Disclaimer: We are shareholders of Card Factory.
How would you like to invest in a UK greeting
cards retailer with its entire store base closed because of COVID? Yes,
you have read that sentence correctly. And no, we have not gone mad. Pinch your nose and let us introduce you
to Card Factory.
Elevator Pitch
Card Factory is Britain’s leading specialist
retailer of greeting cards, dressings and gifts, with an estate of over 1,000
operated stores. It was set-up in 1997 to provide a lower cost, higher quality card alternative to incumbent chains. Key to this formula
was to vertically integrate the supply chain in order to lower production costs,
shorten lead times and get more relevant card designs. These efficiencies were then
passed onto the customer and allowed Card Factory to undercut competitors on
prices by 50% to 70%. The business model was successfully rolled-out across the
UK and the company went on to capture 33% of the market by volume (20% by
value) in less than 25 years. Speaking of the market, it is important to
understand that there is an ingrained culture of sending cards in the UK, with
approximately 87% of adults purchasing cards and each person sending on average
20 of them per year[1].

****

=== EXERCISE BRIEF ===
Answer these questions from the Card Factory passage.
(a) In what year was Card Factory set up?
(b) By how much did Card Factory undercut competitors on prices?
(c) About what percentage of UK adults purchase cards?

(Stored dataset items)
****

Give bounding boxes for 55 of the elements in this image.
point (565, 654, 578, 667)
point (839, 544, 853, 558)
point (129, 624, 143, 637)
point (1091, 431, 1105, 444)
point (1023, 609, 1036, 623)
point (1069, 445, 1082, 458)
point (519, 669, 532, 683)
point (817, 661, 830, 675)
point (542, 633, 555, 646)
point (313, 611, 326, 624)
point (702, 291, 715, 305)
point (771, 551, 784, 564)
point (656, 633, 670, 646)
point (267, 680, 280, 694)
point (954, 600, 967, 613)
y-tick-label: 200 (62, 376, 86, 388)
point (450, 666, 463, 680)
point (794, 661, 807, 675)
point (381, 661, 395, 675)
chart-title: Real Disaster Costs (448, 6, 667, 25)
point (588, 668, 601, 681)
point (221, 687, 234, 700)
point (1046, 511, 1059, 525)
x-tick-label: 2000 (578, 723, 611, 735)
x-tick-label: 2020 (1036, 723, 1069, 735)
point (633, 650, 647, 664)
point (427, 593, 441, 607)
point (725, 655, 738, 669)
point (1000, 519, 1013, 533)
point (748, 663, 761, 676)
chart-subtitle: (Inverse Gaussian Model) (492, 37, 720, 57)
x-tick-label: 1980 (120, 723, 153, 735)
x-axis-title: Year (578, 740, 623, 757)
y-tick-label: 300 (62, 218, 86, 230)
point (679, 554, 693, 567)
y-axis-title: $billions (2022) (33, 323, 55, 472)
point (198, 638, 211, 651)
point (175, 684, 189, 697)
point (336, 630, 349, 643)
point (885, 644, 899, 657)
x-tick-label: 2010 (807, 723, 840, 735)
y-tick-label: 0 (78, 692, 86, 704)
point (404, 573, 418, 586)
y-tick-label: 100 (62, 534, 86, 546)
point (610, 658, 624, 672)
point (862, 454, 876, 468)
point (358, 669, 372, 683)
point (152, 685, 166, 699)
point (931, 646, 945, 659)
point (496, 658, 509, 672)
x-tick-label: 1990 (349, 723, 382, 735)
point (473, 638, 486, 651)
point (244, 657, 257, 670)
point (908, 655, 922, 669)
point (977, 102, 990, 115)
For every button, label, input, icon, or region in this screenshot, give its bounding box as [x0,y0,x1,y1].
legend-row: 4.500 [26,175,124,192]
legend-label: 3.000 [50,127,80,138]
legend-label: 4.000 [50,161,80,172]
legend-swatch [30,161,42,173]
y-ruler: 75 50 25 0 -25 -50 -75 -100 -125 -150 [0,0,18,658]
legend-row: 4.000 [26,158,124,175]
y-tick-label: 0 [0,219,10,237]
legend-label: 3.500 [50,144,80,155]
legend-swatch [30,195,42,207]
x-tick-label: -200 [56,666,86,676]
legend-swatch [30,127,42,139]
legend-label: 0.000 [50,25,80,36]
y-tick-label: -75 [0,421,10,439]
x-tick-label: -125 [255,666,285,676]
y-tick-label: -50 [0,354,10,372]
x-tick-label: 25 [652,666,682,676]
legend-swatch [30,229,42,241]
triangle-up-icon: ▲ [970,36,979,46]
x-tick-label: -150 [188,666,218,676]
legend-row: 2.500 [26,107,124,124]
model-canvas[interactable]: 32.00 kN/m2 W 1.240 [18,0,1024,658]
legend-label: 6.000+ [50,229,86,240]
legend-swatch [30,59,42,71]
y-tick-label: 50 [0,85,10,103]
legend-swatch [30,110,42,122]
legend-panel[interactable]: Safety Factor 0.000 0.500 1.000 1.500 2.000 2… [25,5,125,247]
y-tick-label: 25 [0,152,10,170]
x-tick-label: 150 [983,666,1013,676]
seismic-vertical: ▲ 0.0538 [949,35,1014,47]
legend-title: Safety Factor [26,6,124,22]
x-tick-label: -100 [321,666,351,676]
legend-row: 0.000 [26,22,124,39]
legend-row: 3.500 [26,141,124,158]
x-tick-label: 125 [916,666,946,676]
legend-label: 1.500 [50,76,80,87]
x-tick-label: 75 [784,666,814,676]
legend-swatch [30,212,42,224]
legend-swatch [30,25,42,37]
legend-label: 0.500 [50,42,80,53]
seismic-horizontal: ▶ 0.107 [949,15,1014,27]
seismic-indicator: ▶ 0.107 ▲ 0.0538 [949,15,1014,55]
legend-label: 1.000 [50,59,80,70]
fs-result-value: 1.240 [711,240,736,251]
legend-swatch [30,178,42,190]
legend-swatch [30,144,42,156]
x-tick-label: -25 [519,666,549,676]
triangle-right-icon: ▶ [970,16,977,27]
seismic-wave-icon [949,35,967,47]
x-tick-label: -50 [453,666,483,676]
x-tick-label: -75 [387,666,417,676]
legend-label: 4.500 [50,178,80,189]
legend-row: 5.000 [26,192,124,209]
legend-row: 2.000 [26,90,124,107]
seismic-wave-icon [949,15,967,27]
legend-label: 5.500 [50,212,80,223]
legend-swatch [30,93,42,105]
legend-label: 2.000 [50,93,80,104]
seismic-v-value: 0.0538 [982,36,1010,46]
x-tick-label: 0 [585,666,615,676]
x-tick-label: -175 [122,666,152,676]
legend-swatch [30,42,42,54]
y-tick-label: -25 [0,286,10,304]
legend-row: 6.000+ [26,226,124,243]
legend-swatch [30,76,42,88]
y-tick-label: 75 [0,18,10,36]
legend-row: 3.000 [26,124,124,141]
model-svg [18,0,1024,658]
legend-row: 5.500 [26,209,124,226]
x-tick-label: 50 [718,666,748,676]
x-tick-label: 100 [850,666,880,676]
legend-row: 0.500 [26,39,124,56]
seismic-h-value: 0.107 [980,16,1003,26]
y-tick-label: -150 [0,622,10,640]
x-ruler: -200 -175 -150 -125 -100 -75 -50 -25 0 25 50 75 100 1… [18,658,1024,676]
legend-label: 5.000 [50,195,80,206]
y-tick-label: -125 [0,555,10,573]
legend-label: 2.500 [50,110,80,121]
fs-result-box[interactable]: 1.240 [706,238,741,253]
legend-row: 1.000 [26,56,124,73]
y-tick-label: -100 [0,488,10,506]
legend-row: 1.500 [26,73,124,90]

****

=== ANSWER BELOW ===
(a) 1997
(b) By 50% to 70%
(c) Approximately 87%